-- BEGIN PASSAGE --

Jackson Browne – Standing in the Breach (2014).  Running on Empty may be his biggest seller and Late for the Sky may be the critics’ darling, but after reviewing his catalog once more just in case I was off my rocker, I stand by my decision to include Browne’s latest release in my top fifty albums.  I’ve written about this album before, a gem packed with solid melodies and superb musicianship, but what makes this collection of songs stand out are the lyrics, timely and moving, desperate yet hopeful, political yet transcending politics.  I’ve listened to this album more than any other in the past four years, and it will likely be the most recent album I include in my list.

Lyle Lovett – The Road to Ensenada (1996).  This Grammy Award winner for Best Country Album is a masterpiece, one of those rare instances where voters got it right.  The musicianship on this collection is so pristine and tasty – there’s not a note out of place – that the album could have ended up sounding contrived were it not for the songwriting craftsmanship, infused with wit, humor, heartbreak and resignation that gives it universal appeal.  The final song on the album, “The Girl in the Corner,” still gives me chills.

Fleetwood Mac – Tusk, sides 1 and 2 (1979).

-- END PASSAGE --
-- BEGIN DATA --

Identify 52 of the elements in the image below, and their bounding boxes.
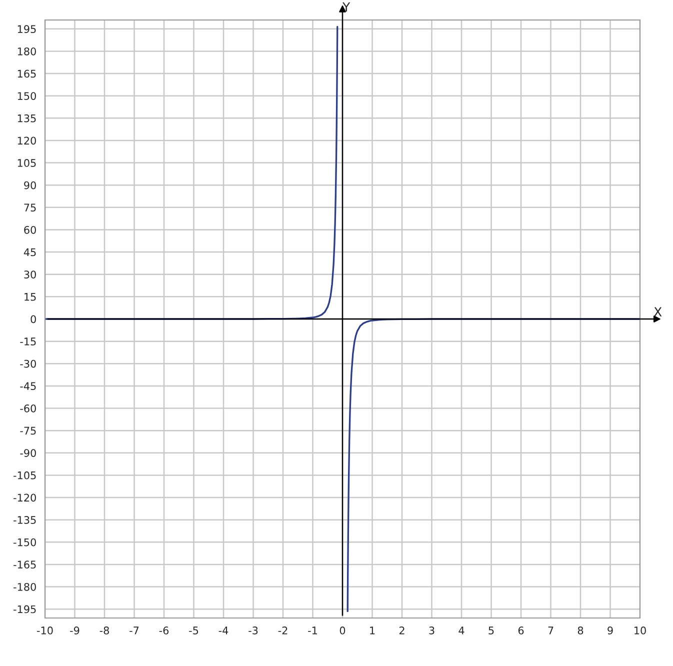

-- END DATA --

**WRITTEN TASK:** Copy everything in the album reviews from "Lyle Lovett –" down to "gives me chills.", replacing "pristine" with "polished".

**EXERCISE RESPONSE:**
Lyle Lovett – The Road to Ensenada (1996).  This Grammy Award winner for Best Country Album is a masterpiece, one of those rare instances where voters got it right.  The musicianship on this collection is so polished and tasty – there’s not a note out of place – that the album could have ended up sounding contrived were it not for the songwriting craftsmanship, infused with wit, humor, heartbreak and resignation that gives it universal appeal.  The final song on the album, “The Girl in the Corner,” still gives me chills.